■ WRITTEN REQUEST: Without including any pictures, copy each entry below exactly.

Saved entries

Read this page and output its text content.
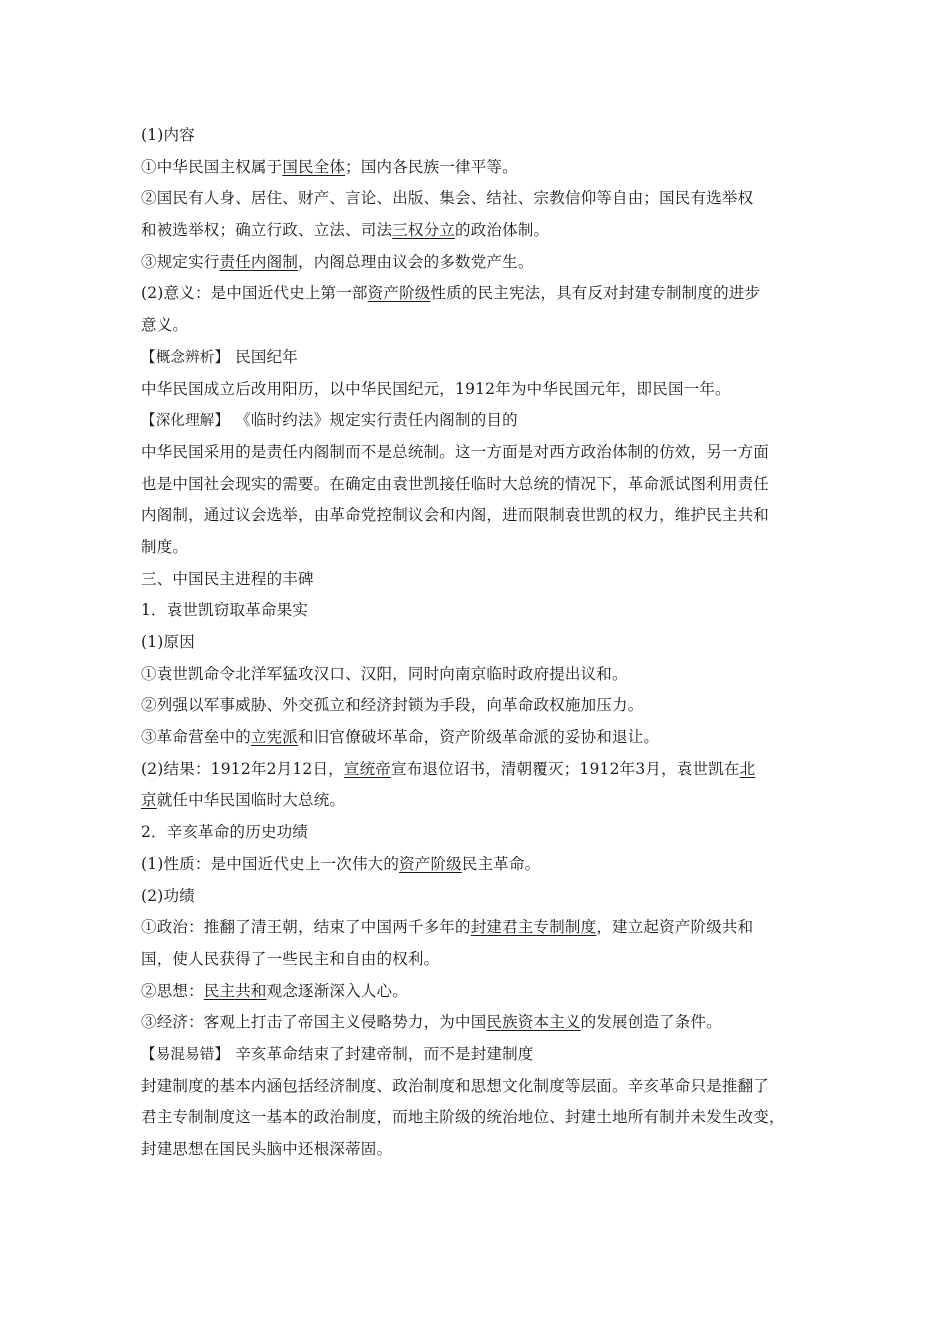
(1)内容
①中华民国主权属于国民全体；国内各民族一律平等。
②国民有人身、居住、财产、言论、出版、集会、结社、宗教信仰等自由；国民有选举权
和被选举权；确立行政、立法、司法三权分立的政治体制。
③规定实行责任内阁制，内阁总理由议会的多数党产生。
(2)意义：是中国近代史上第一部资产阶级性质的民主宪法，具有反对封建专制制度的进步
意义。
【概念辨析】 民国纪年
中华民国成立后改用阳历，以中华民国纪元，1912年为中华民国元年，即民国一年。
【深化理解】 《临时约法》规定实行责任内阁制的目的
中华民国采用的是责任内阁制而不是总统制。这一方面是对西方政治体制的仿效，另一方面
也是中国社会现实的需要。在确定由袁世凯接任临时大总统的情况下，革命派试图利用责任
内阁制，通过议会选举，由革命党控制议会和内阁，进而限制袁世凯的权力，维护民主共和
制度。
三、中国民主进程的丰碑
1．袁世凯窃取革命果实
(1)原因
①袁世凯命令北洋军猛攻汉口、汉阳，同时向南京临时政府提出议和。
②列强以军事威胁、外交孤立和经济封锁为手段，向革命政权施加压力。
③革命营垒中的立宪派和旧官僚破坏革命，资产阶级革命派的妥协和退让。
(2)结果：1912年2月12日，宣统帝宣布退位诏书，清朝覆灭；1912年3月，袁世凯在北
京就任中华民国临时大总统。
2．辛亥革命的历史功绩
(1)性质：是中国近代史上一次伟大的资产阶级民主革命。
(2)功绩
①政治：推翻了清王朝，结束了中国两千多年的封建君主专制制度，建立起资产阶级共和
国，使人民获得了一些民主和自由的权利。
②思想：民主共和观念逐渐深入人心。
③经济：客观上打击了帝国主义侵略势力，为中国民族资本主义的发展创造了条件。
【易混易错】 辛亥革命结束了封建帝制，而不是封建制度
封建制度的基本内涵包括经济制度、政治制度和思想文化制度等层面。辛亥革命只是推翻了
君主专制制度这一基本的政治制度，而地主阶级的统治地位、封建土地所有制并未发生改变，
封建思想在国民头脑中还根深蒂固。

■ EXERCISE SOLUTION:
Read this page and output its text content.
(1)内容
①中华民国主权属于国民全体；国内各民族一律平等。
②国民有人身、居住、财产、言论、出版、集会、结社、宗教信仰等自由；国民有选举权
和被选举权；确立行政、立法、司法三权分立的政治体制。
③规定实行责任内阁制，内阁总理由议会的多数党产生。
(2)意义：是中国近代史上第一部资产阶级性质的民主宪法，具有反对封建专制制度的进步
意义。
【概念辨析】 民国纪年
中华民国成立后改用阳历，以中华民国纪元，1912年为中华民国元年，即民国一年。
【深化理解】 《临时约法》规定实行责任内阁制的目的
中华民国采用的是责任内阁制而不是总统制。这一方面是对西方政治体制的仿效，另一方面
也是中国社会现实的需要。在确定由袁世凯接任临时大总统的情况下，革命派试图利用责任
内阁制，通过议会选举，由革命党控制议会和内阁，进而限制袁世凯的权力，维护民主共和
制度。
三、中国民主进程的丰碑
1．袁世凯窃取革命果实
(1)原因
①袁世凯命令北洋军猛攻汉口、汉阳，同时向南京临时政府提出议和。
②列强以军事威胁、外交孤立和经济封锁为手段，向革命政权施加压力。
③革命营垒中的立宪派和旧官僚破坏革命，资产阶级革命派的妥协和退让。
(2)结果：1912年2月12日，宣统帝宣布退位诏书，清朝覆灭；1912年3月，袁世凯在北
京就任中华民国临时大总统。
2．辛亥革命的历史功绩
(1)性质：是中国近代史上一次伟大的资产阶级民主革命。
(2)功绩
①政治：推翻了清王朝，结束了中国两千多年的封建君主专制制度，建立起资产阶级共和
国，使人民获得了一些民主和自由的权利。
②思想：民主共和观念逐渐深入人心。
③经济：客观上打击了帝国主义侵略势力，为中国民族资本主义的发展创造了条件。
【易混易错】 辛亥革命结束了封建帝制，而不是封建制度
封建制度的基本内涵包括经济制度、政治制度和思想文化制度等层面。辛亥革命只是推翻了
君主专制制度这一基本的政治制度，而地主阶级的统治地位、封建土地所有制并未发生改变，
封建思想在国民头脑中还根深蒂固。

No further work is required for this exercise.